EXERCISE DETAILS:
Extract every line where the string "chevron" appears.

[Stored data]
*****

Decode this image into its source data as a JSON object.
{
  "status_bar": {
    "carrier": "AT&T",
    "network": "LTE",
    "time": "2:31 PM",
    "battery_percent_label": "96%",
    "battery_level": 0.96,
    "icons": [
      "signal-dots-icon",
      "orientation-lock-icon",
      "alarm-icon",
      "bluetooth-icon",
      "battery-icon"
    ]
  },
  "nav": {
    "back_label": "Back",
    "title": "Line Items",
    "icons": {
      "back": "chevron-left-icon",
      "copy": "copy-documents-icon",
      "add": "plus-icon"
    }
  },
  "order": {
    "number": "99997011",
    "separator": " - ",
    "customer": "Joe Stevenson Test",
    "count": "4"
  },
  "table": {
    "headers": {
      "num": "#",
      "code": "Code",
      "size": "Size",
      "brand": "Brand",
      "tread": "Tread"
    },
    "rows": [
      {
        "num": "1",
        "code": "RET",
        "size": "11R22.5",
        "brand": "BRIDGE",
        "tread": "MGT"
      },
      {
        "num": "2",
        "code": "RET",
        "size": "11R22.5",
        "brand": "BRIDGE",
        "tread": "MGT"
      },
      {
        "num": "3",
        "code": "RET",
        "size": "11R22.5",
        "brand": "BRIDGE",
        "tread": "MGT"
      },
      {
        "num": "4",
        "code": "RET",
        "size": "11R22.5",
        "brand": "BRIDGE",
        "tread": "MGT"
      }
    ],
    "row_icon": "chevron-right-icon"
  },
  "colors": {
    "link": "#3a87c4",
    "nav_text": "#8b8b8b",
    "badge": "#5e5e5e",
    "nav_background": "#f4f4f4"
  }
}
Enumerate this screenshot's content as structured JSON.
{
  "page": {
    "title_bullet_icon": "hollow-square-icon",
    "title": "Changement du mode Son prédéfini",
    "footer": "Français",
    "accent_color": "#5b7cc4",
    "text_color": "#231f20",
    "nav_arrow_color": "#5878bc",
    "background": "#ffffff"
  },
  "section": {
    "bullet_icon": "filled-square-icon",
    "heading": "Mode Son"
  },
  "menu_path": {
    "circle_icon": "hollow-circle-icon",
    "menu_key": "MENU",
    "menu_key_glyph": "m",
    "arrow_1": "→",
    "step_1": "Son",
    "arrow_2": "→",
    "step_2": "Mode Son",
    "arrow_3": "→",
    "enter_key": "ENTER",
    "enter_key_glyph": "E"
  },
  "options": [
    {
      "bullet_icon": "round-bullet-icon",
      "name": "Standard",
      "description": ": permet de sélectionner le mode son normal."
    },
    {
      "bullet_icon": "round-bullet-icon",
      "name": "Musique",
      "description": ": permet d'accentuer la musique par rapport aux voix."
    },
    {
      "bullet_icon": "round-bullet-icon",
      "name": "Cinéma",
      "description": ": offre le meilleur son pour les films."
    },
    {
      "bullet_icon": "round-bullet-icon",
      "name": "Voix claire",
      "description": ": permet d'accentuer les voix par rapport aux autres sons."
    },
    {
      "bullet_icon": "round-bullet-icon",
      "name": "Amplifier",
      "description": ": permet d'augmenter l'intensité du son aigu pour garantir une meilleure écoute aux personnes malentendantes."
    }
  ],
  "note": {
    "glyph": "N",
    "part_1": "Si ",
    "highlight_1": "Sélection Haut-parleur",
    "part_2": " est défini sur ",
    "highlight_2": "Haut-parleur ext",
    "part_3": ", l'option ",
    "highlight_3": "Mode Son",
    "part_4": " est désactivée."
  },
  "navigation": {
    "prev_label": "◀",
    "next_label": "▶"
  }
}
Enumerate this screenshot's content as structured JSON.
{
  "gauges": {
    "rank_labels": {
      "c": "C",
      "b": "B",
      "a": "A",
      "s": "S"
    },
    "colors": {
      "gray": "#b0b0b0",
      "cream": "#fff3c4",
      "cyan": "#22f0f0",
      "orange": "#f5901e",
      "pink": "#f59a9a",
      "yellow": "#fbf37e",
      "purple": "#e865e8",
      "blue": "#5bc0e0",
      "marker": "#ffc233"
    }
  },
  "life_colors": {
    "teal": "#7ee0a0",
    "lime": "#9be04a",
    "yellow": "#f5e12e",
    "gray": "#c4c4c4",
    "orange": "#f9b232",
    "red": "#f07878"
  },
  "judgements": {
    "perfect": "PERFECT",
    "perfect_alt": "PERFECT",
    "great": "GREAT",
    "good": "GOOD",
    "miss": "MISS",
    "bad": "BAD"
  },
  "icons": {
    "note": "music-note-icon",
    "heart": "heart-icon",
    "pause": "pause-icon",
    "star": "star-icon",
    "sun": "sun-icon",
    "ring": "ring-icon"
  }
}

*****

EXPECTED OUTPUT:
      "back": "chevron-left-icon",
    "row_icon": "chevron-right-icon"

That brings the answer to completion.